§ **Given exercise**
Reproduce the data in its entirety, exactly as supplied.

§ **Given data**

::::::::::

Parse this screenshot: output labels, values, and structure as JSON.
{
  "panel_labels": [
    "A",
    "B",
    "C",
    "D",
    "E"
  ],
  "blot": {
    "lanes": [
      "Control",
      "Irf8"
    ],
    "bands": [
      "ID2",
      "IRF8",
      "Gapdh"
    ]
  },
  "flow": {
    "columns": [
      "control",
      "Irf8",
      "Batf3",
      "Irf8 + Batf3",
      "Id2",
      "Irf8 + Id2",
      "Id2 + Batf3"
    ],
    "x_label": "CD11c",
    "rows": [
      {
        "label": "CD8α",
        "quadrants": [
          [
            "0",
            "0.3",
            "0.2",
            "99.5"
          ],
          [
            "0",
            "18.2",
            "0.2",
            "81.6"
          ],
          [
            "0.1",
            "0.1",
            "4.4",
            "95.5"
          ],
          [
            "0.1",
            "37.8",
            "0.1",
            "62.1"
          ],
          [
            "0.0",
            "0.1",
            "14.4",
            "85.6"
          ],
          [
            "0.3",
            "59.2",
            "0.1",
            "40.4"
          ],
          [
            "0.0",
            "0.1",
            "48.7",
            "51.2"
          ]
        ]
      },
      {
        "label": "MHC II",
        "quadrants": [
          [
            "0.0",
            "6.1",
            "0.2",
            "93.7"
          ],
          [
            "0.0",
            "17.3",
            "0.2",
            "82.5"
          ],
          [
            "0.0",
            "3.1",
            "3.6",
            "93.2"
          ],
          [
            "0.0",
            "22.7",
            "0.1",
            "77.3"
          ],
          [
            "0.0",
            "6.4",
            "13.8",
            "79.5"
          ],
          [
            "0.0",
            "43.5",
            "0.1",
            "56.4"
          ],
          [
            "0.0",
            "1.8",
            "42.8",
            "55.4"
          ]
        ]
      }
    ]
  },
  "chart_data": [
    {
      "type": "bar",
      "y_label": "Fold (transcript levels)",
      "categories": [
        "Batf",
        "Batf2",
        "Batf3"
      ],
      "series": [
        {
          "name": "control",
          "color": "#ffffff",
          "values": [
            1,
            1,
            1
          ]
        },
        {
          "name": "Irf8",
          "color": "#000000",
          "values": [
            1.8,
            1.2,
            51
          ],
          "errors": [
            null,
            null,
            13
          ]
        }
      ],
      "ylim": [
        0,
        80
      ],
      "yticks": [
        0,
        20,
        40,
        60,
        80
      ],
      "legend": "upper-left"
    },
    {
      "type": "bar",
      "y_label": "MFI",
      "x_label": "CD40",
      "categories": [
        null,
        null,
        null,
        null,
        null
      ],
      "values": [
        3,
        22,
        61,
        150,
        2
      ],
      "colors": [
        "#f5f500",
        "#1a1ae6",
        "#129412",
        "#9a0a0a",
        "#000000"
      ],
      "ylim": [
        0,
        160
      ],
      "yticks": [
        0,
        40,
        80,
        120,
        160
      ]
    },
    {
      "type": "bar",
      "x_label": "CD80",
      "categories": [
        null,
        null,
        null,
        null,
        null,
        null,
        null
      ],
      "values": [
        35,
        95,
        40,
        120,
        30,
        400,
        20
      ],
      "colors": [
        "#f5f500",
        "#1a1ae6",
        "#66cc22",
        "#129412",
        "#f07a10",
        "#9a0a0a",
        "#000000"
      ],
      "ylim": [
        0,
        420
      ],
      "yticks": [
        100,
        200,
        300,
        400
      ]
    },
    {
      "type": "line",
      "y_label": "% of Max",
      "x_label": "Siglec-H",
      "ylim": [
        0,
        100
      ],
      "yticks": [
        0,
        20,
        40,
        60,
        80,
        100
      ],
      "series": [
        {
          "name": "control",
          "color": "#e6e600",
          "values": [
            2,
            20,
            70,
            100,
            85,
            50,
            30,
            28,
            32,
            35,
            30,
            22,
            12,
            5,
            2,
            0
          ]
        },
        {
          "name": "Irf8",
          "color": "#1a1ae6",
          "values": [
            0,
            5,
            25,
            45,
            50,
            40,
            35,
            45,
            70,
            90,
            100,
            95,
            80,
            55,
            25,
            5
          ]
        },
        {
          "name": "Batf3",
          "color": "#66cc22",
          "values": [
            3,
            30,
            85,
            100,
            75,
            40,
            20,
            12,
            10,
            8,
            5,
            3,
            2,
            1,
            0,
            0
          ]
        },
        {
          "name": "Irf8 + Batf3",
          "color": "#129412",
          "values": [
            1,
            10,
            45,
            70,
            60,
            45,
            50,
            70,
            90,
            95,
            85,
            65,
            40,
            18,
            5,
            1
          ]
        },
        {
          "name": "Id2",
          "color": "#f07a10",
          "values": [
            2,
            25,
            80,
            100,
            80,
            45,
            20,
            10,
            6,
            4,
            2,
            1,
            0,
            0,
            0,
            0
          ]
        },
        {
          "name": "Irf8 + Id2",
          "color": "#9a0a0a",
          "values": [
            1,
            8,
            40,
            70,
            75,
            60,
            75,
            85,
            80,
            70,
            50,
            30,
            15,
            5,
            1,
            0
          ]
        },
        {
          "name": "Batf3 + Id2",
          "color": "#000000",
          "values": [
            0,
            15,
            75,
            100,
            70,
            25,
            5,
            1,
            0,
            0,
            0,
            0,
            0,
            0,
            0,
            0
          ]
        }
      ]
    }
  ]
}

::::::::::

§ **Task solution**
Parse this screenshot: output labels, values, and structure as JSON.
{
  "panel_labels": [
    "A",
    "B",
    "C",
    "D",
    "E"
  ],
  "blot": {
    "lanes": [
      "Control",
      "Irf8"
    ],
    "bands": [
      "ID2",
      "IRF8",
      "Gapdh"
    ]
  },
  "flow": {
    "columns": [
      "control",
      "Irf8",
      "Batf3",
      "Irf8 + Batf3",
      "Id2",
      "Irf8 + Id2",
      "Id2 + Batf3"
    ],
    "x_label": "CD11c",
    "rows": [
      {
        "label": "CD8α",
        "quadrants": [
          [
            "0",
            "0.3",
            "0.2",
            "99.5"
          ],
          [
            "0",
            "18.2",
            "0.2",
            "81.6"
          ],
          [
            "0.1",
            "0.1",
            "4.4",
            "95.5"
          ],
          [
            "0.1",
            "37.8",
            "0.1",
            "62.1"
          ],
          [
            "0.0",
            "0.1",
            "14.4",
            "85.6"
          ],
          [
            "0.3",
            "59.2",
            "0.1",
            "40.4"
          ],
          [
            "0.0",
            "0.1",
            "48.7",
            "51.2"
          ]
        ]
      },
      {
        "label": "MHC II",
        "quadrants": [
          [
            "0.0",
            "6.1",
            "0.2",
            "93.7"
          ],
          [
            "0.0",
            "17.3",
            "0.2",
            "82.5"
          ],
          [
            "0.0",
            "3.1",
            "3.6",
            "93.2"
          ],
          [
            "0.0",
            "22.7",
            "0.1",
            "77.3"
          ],
          [
            "0.0",
            "6.4",
            "13.8",
            "79.5"
          ],
          [
            "0.0",
            "43.5",
            "0.1",
            "56.4"
          ],
          [
            "0.0",
            "1.8",
            "42.8",
            "55.4"
          ]
        ]
      }
    ]
  },
  "chart_data": [
    {
      "type": "bar",
      "y_label": "Fold (transcript levels)",
      "categories": [
        "Batf",
        "Batf2",
        "Batf3"
      ],
      "series": [
        {
          "name": "control",
          "color": "#ffffff",
          "values": [
            1,
            1,
            1
          ]
        },
        {
          "name": "Irf8",
          "color": "#000000",
          "values": [
            1.8,
            1.2,
            51
          ],
          "errors": [
            null,
            null,
            13
          ]
        }
      ],
      "ylim": [
        0,
        80
      ],
      "yticks": [
        0,
        20,
        40,
        60,
        80
      ],
      "legend": "upper-left"
    },
    {
      "type": "bar",
      "y_label": "MFI",
      "x_label": "CD40",
      "categories": [
        null,
        null,
        null,
        null,
        null
      ],
      "values": [
        3,
        22,
        61,
        150,
        2
      ],
      "colors": [
        "#f5f500",
        "#1a1ae6",
        "#129412",
        "#9a0a0a",
        "#000000"
      ],
      "ylim": [
        0,
        160
      ],
      "yticks": [
        0,
        40,
        80,
        120,
        160
      ]
    },
    {
      "type": "bar",
      "x_label": "CD80",
      "categories": [
        null,
        null,
        null,
        null,
        null,
        null,
        null
      ],
      "values": [
        35,
        95,
        40,
        120,
        30,
        400,
        20
      ],
      "colors": [
        "#f5f500",
        "#1a1ae6",
        "#66cc22",
        "#129412",
        "#f07a10",
        "#9a0a0a",
        "#000000"
      ],
      "ylim": [
        0,
        420
      ],
      "yticks": [
        100,
        200,
        300,
        400
      ]
    },
    {
      "type": "line",
      "y_label": "% of Max",
      "x_label": "Siglec-H",
      "ylim": [
        0,
        100
      ],
      "yticks": [
        0,
        20,
        40,
        60,
        80,
        100
      ],
      "series": [
        {
          "name": "control",
          "color": "#e6e600",
          "values": [
            2,
            20,
            70,
            100,
            85,
            50,
            30,
            28,
            32,
            35,
            30,
            22,
            12,
            5,
            2,
            0
          ]
        },
        {
          "name": "Irf8",
          "color": "#1a1ae6",
          "values": [
            0,
            5,
            25,
            45,
            50,
            40,
            35,
            45,
            70,
            90,
            100,
            95,
            80,
            55,
            25,
            5
          ]
        },
        {
          "name": "Batf3",
          "color": "#66cc22",
          "values": [
            3,
            30,
            85,
            100,
            75,
            40,
            20,
            12,
            10,
            8,
            5,
            3,
            2,
            1,
            0,
            0
          ]
        },
        {
          "name": "Irf8 + Batf3",
          "color": "#129412",
          "values": [
            1,
            10,
            45,
            70,
            60,
            45,
            50,
            70,
            90,
            95,
            85,
            65,
            40,
            18,
            5,
            1
          ]
        },
        {
          "name": "Id2",
          "color": "#f07a10",
          "values": [
            2,
            25,
            80,
            100,
            80,
            45,
            20,
            10,
            6,
            4,
            2,
            1,
            0,
            0,
            0,
            0
          ]
        },
        {
          "name": "Irf8 + Id2",
          "color": "#9a0a0a",
          "values": [
            1,
            8,
            40,
            70,
            75,
            60,
            75,
            85,
            80,
            70,
            50,
            30,
            15,
            5,
            1,
            0
          ]
        },
        {
          "name": "Batf3 + Id2",
          "color": "#000000",
          "values": [
            0,
            15,
            75,
            100,
            70,
            25,
            5,
            1,
            0,
            0,
            0,
            0,
            0,
            0,
            0,
            0
          ]
        }
      ]
    }
  ]
}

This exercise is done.